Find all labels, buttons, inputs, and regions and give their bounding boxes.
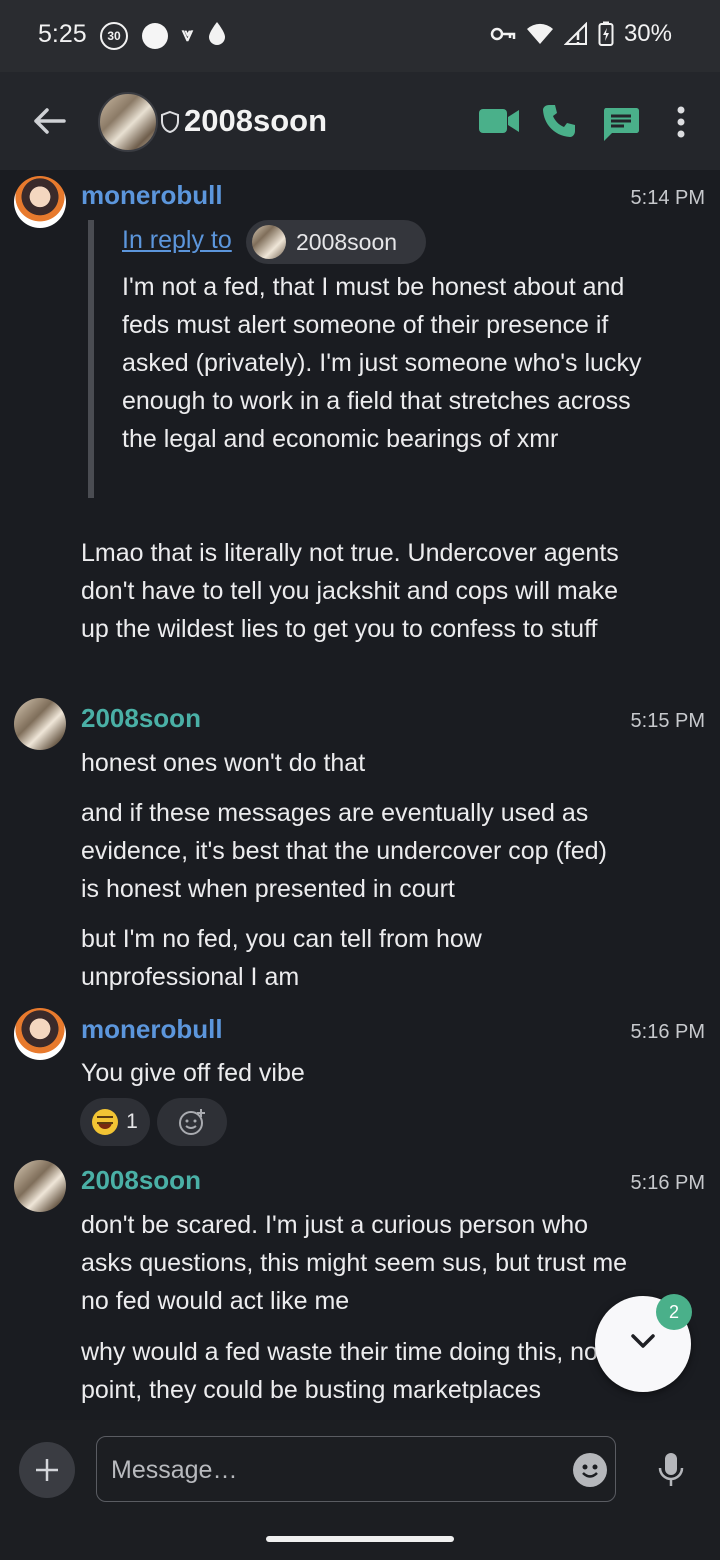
vpn-key-icon <box>490 27 516 41</box>
app-notification-icon: ⩔ <box>182 24 194 46</box>
signal-icon <box>563 22 587 45</box>
quoted-message-text: I'm not a fed, that I must be honest abo… <box>122 273 642 453</box>
wifi-icon <box>526 23 553 44</box>
add-reaction-button[interactable] <box>157 1098 227 1146</box>
system-icons: 30% <box>490 20 672 48</box>
avatar[interactable] <box>14 698 66 750</box>
emoji-button[interactable] <box>573 1453 607 1487</box>
message-placeholder: Message… <box>111 1456 238 1484</box>
message-body: don't be scared. I'm just a curious pers… <box>81 1211 628 1315</box>
add-reaction-icon <box>179 1109 205 1135</box>
threads-icon[interactable] <box>602 106 640 142</box>
avatar[interactable] <box>14 1160 66 1212</box>
status-bar: 5:25 30 ⩔ 30% <box>0 0 720 72</box>
room-title[interactable]: 2008soon <box>184 103 327 139</box>
room-avatar[interactable] <box>98 92 158 152</box>
system-nav-bar <box>0 1518 720 1560</box>
chevron-down-icon <box>631 1334 655 1348</box>
room-header: 2008soon <box>0 72 720 170</box>
plus-icon <box>36 1459 58 1481</box>
reply-user-name: 2008soon <box>296 228 398 255</box>
message-body: Lmao that is literally not true. Underco… <box>81 539 619 643</box>
message-timestamp: 5:14 PM <box>630 187 705 209</box>
shield-icon <box>161 110 179 134</box>
video-call-icon[interactable] <box>478 106 520 136</box>
message-timestamp: 5:16 PM <box>630 1172 705 1194</box>
avatar[interactable] <box>14 1008 66 1060</box>
attach-button[interactable] <box>19 1442 75 1498</box>
reply-user-chip[interactable]: 2008soon <box>246 220 426 264</box>
circle-notification-icon <box>142 22 168 49</box>
smiley-icon <box>582 1464 598 1478</box>
more-vert-icon[interactable] <box>676 106 686 138</box>
battery-charging-icon <box>598 21 614 46</box>
message-body: why would a fed waste their time doing t… <box>81 1338 598 1404</box>
avatar[interactable] <box>14 176 66 228</box>
message-timestamp: 5:16 PM <box>630 1021 705 1043</box>
in-reply-to-link[interactable]: In reply to <box>122 226 232 255</box>
home-gesture-pill[interactable] <box>266 1536 454 1542</box>
unread-badge: 2 <box>656 1294 692 1330</box>
speed-limit-icon: 30 <box>100 21 128 50</box>
status-time: 5:25 <box>38 20 87 48</box>
sender-name[interactable]: 2008soon <box>81 1165 201 1196</box>
message-body: You give off fed vibe <box>81 1059 305 1087</box>
avatar <box>252 225 286 259</box>
back-arrow-icon[interactable] <box>30 102 68 140</box>
microphone-icon[interactable] <box>658 1452 684 1488</box>
message-body: honest ones won't do that <box>81 749 366 777</box>
message-timeline[interactable]: monerobull 5:14 PM In reply to 2008soon … <box>0 170 720 1420</box>
message-timestamp: 5:15 PM <box>630 710 705 732</box>
message-body: but I'm no fed, you can tell from how un… <box>81 925 482 991</box>
message-body: and if these messages are eventually use… <box>81 799 607 903</box>
drop-icon <box>207 20 227 51</box>
joy-emoji-icon <box>92 1109 119 1135</box>
sender-name[interactable]: monerobull <box>81 180 223 211</box>
sender-name[interactable]: monerobull <box>81 1014 223 1045</box>
notification-icons: 30 ⩔ <box>100 20 227 51</box>
battery-percent: 30% <box>623 20 672 47</box>
reaction-count: 1 <box>126 1110 138 1133</box>
message-input[interactable]: Message… <box>96 1436 616 1502</box>
sender-name[interactable]: 2008soon <box>81 703 201 734</box>
message-composer: Message… <box>0 1420 720 1518</box>
reply-quote-bar <box>88 220 94 498</box>
reaction-chip[interactable]: 1 <box>80 1098 150 1146</box>
phone-icon[interactable] <box>540 102 578 140</box>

* [SHORT EXERCISE]: Rewrite the lines of the entry above as a numbered list, skipping any blank lines and leaving the picture out of your answer.

* [TASK OUTPUT]:
1. Find all labels, buttons, inputs, and regions and give their bounding boxes.
2. vpn-key-icon <box>490 27 516 41</box>
3. app-notification-icon: ⩔ <box>182 24 194 46</box>
4. signal-icon <box>563 22 587 45</box>
5. quoted-message-text: I'm not a fed, that I must be honest abo… <box>122 273 642 453</box>
6. wifi-icon <box>526 23 553 44</box>
7. add-reaction-button[interactable] <box>157 1098 227 1146</box>
8. system-icons: 30% <box>490 20 672 48</box>
9. avatar[interactable] <box>14 698 66 750</box>
10. emoji-button[interactable] <box>573 1453 607 1487</box>
11. message-placeholder: Message… <box>111 1456 238 1484</box>
12. message-body: don't be scared. I'm just a curious pers… <box>81 1211 628 1315</box>
13. add-reaction-icon <box>179 1109 205 1135</box>
14. threads-icon[interactable] <box>602 106 640 142</box>
15. avatar[interactable] <box>14 1160 66 1212</box>
16. status-bar: 5:25 30 ⩔ 30% <box>0 0 720 72</box>
17. room-title[interactable]: 2008soon <box>184 103 327 139</box>
18. room-avatar[interactable] <box>98 92 158 152</box>
19. system-nav-bar <box>0 1518 720 1560</box>
20. chevron-down-icon <box>631 1334 655 1348</box>
21. room-header: 2008soon <box>0 72 720 170</box>
22. plus-icon <box>36 1459 58 1481</box>
23. reply-user-name: 2008soon <box>296 228 398 255</box>
24. message-body: Lmao that is literally not true. Underco… <box>81 539 619 643</box>
25. message-timestamp: 5:14 PM <box>630 187 705 209</box>
26. shield-icon <box>161 110 179 134</box>
27. video-call-icon[interactable] <box>478 106 520 136</box>
28. message-timestamp: 5:16 PM <box>630 1172 705 1194</box>
29. avatar[interactable] <box>14 1008 66 1060</box>
30. attach-button[interactable] <box>19 1442 75 1498</box>
31. reply-user-chip[interactable]: 2008soon <box>246 220 426 264</box>
32. circle-notification-icon <box>142 22 168 49</box>
33. smiley-icon <box>582 1464 598 1478</box>
34. more-vert-icon[interactable] <box>676 106 686 138</box>
35. battery-charging-icon <box>598 21 614 46</box>
36. message-body: why would a fed waste their time doing t… <box>81 1338 598 1404</box>
37. avatar[interactable] <box>14 176 66 228</box>
38. message-timestamp: 5:16 PM <box>630 1021 705 1043</box>
39. in-reply-to-link[interactable]: In reply to <box>122 226 232 255</box>
40. home-gesture-pill[interactable] <box>266 1536 454 1542</box>
41. unread-badge: 2 <box>656 1294 692 1330</box>
42. speed-limit-icon: 30 <box>100 21 128 50</box>
43. status-time: 5:25 <box>38 20 87 48</box>
44. sender-name[interactable]: 2008soon <box>81 1165 201 1196</box>
45. message-body: You give off fed vibe <box>81 1059 305 1087</box>
46. avatar <box>252 225 286 259</box>
47. back-arrow-icon[interactable] <box>30 102 68 140</box>
48. microphone-icon[interactable] <box>658 1452 684 1488</box>
49. message-body: honest ones won't do that <box>81 749 366 777</box>
50. message-timeline[interactable]: monerobull 5:14 PM In reply to 2008soon … <box>0 170 720 1420</box>
51. message-timestamp: 5:15 PM <box>630 710 705 732</box>
52. message-body: but I'm no fed, you can tell from how un… <box>81 925 482 991</box>
53. message-body: and if these messages are eventually use… <box>81 799 607 903</box>
54. drop-icon <box>207 20 227 51</box>
55. joy-emoji-icon <box>92 1109 119 1135</box>
56. sender-name[interactable]: monerobull <box>81 180 223 211</box>
57. sender-name[interactable]: monerobull <box>81 1014 223 1045</box>
58. notification-icons: 30 ⩔ <box>100 20 227 51</box>
59. battery-percent: 30% <box>623 20 672 47</box>
60. reaction-count: 1 <box>126 1110 138 1133</box>
61. message-input[interactable]: Message… <box>96 1436 616 1502</box>
62. sender-name[interactable]: 2008soon <box>81 703 201 734</box>
63. message-composer: Message… <box>0 1420 720 1518</box>
64. reply-quote-bar <box>88 220 94 498</box>
65. reaction-chip[interactable]: 1 <box>80 1098 150 1146</box>
66. phone-icon[interactable] <box>540 102 578 140</box>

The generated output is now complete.